Requirements: Give an exact copy of every line, leaving images out.

— BEGIN —

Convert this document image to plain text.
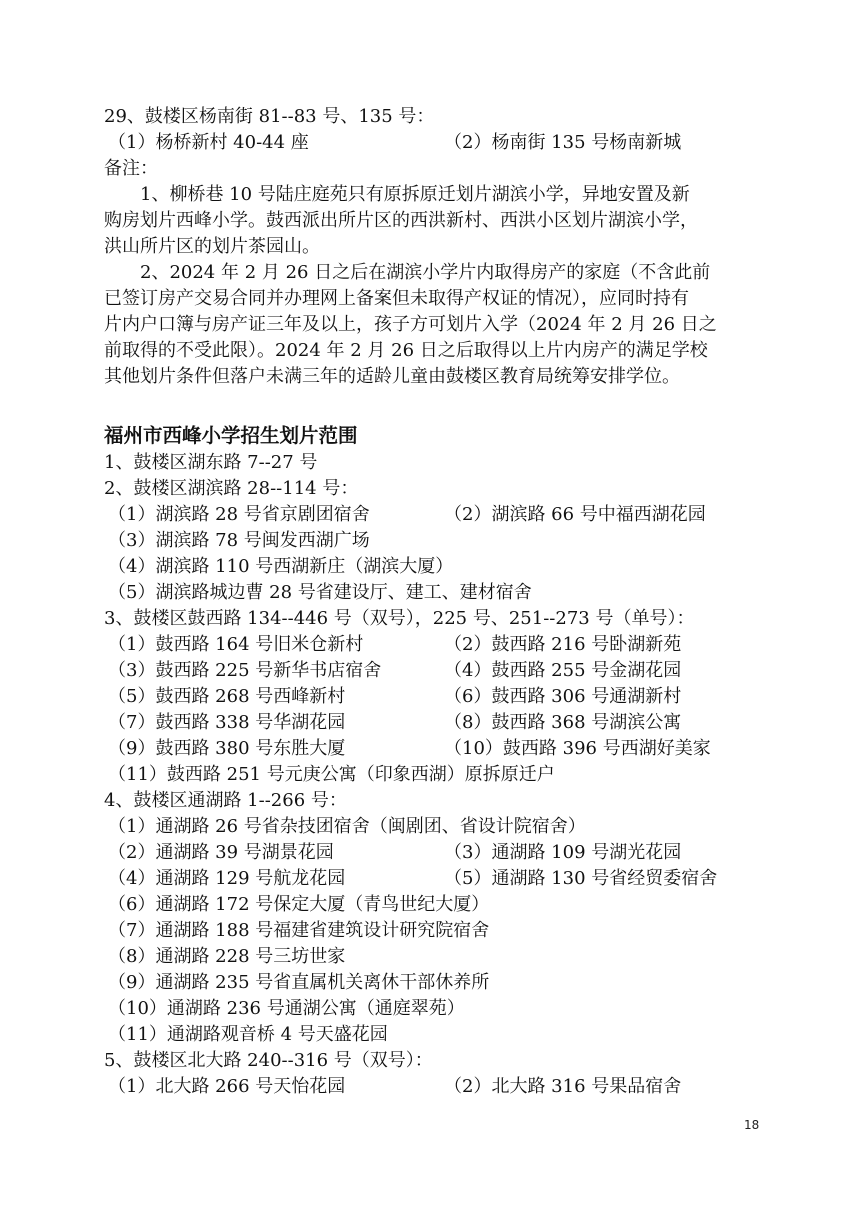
29、鼓楼区杨南街 81--83 号、135 号：
（1）杨桥新村 40-44 座	（2）杨南街 135 号杨南新城
备注：
1、柳桥巷 10 号陆庄庭苑只有原拆原迁划片湖滨小学，异地安置及新
购房划片西峰小学。鼓西派出所片区的西洪新村、西洪小区划片湖滨小学，
洪山所片区的划片茶园山。
2、2024 年 2 月 26 日之后在湖滨小学片内取得房产的家庭（不含此前
已签订房产交易合同并办理网上备案但未取得产权证的情况），应同时持有
片内户口簿与房产证三年及以上，孩子方可划片入学（2024 年 2 月 26 日之
前取得的不受此限）。2024 年 2 月 26 日之后取得以上片内房产的满足学校
其他划片条件但落户未满三年的适龄儿童由鼓楼区教育局统筹安排学位。
福州市西峰小学招生划片范围
1、鼓楼区湖东路 7--27 号
2、鼓楼区湖滨路 28--114 号：
（1）湖滨路 28 号省京剧团宿舍	（2）湖滨路 66 号中福西湖花园
（3）湖滨路 78 号闽发西湖广场
（4）湖滨路 110 号西湖新庄（湖滨大厦）
（5）湖滨路城边曹 28 号省建设厅、建工、建材宿舍
3、鼓楼区鼓西路 134--446 号（双号），225 号、251--273 号（单号）：
（1）鼓西路 164 号旧米仓新村	（2）鼓西路 216 号卧湖新苑
（3）鼓西路 225 号新华书店宿舍	（4）鼓西路 255 号金湖花园
（5）鼓西路 268 号西峰新村	（6）鼓西路 306 号通湖新村
（7）鼓西路 338 号华湖花园	（8）鼓西路 368 号湖滨公寓
（9）鼓西路 380 号东胜大厦	（10）鼓西路 396 号西湖好美家
（11）鼓西路 251 号元庚公寓（印象西湖）原拆原迁户
4、鼓楼区通湖路 1--266 号：
（1）通湖路 26 号省杂技团宿舍（闽剧团、省设计院宿舍）
（2）通湖路 39 号湖景花园	（3）通湖路 109 号湖光花园
（4）通湖路 129 号航龙花园	（5）通湖路 130 号省经贸委宿舍
（6）通湖路 172 号保定大厦（青鸟世纪大厦）
（7）通湖路 188 号福建省建筑设计研究院宿舍
（8）通湖路 228 号三坊世家
（9）通湖路 235 号省直属机关离休干部休养所
（10）通湖路 236 号通湖公寓（通庭翠苑）
（11）通湖路观音桥 4 号天盛花园
5、鼓楼区北大路 240--316 号（双号）：
（1）北大路 266 号天怡花园	（2）北大路 316 号果品宿舍
18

— END —

Task result:
Convert this document image to plain text.
29、鼓楼区杨南街 81--83 号、135 号：
（1）杨桥新村 40-44 座	（2）杨南街 135 号杨南新城
备注：
1、柳桥巷 10 号陆庄庭苑只有原拆原迁划片湖滨小学，异地安置及新
购房划片西峰小学。鼓西派出所片区的西洪新村、西洪小区划片湖滨小学，
洪山所片区的划片茶园山。
2、2024 年 2 月 26 日之后在湖滨小学片内取得房产的家庭（不含此前
已签订房产交易合同并办理网上备案但未取得产权证的情况），应同时持有
片内户口簿与房产证三年及以上，孩子方可划片入学（2024 年 2 月 26 日之
前取得的不受此限）。2024 年 2 月 26 日之后取得以上片内房产的满足学校
其他划片条件但落户未满三年的适龄儿童由鼓楼区教育局统筹安排学位。
福州市西峰小学招生划片范围
1、鼓楼区湖东路 7--27 号
2、鼓楼区湖滨路 28--114 号：
（1）湖滨路 28 号省京剧团宿舍	（2）湖滨路 66 号中福西湖花园
（3）湖滨路 78 号闽发西湖广场
（4）湖滨路 110 号西湖新庄（湖滨大厦）
（5）湖滨路城边曹 28 号省建设厅、建工、建材宿舍
3、鼓楼区鼓西路 134--446 号（双号），225 号、251--273 号（单号）：
（1）鼓西路 164 号旧米仓新村	（2）鼓西路 216 号卧湖新苑
（3）鼓西路 225 号新华书店宿舍	（4）鼓西路 255 号金湖花园
（5）鼓西路 268 号西峰新村	（6）鼓西路 306 号通湖新村
（7）鼓西路 338 号华湖花园	（8）鼓西路 368 号湖滨公寓
（9）鼓西路 380 号东胜大厦	（10）鼓西路 396 号西湖好美家
（11）鼓西路 251 号元庚公寓（印象西湖）原拆原迁户
4、鼓楼区通湖路 1--266 号：
（1）通湖路 26 号省杂技团宿舍（闽剧团、省设计院宿舍）
（2）通湖路 39 号湖景花园	（3）通湖路 109 号湖光花园
（4）通湖路 129 号航龙花园	（5）通湖路 130 号省经贸委宿舍
（6）通湖路 172 号保定大厦（青鸟世纪大厦）
（7）通湖路 188 号福建省建筑设计研究院宿舍
（8）通湖路 228 号三坊世家
（9）通湖路 235 号省直属机关离休干部休养所
（10）通湖路 236 号通湖公寓（通庭翠苑）
（11）通湖路观音桥 4 号天盛花园
5、鼓楼区北大路 240--316 号（双号）：
（1）北大路 266 号天怡花园	（2）北大路 316 号果品宿舍
18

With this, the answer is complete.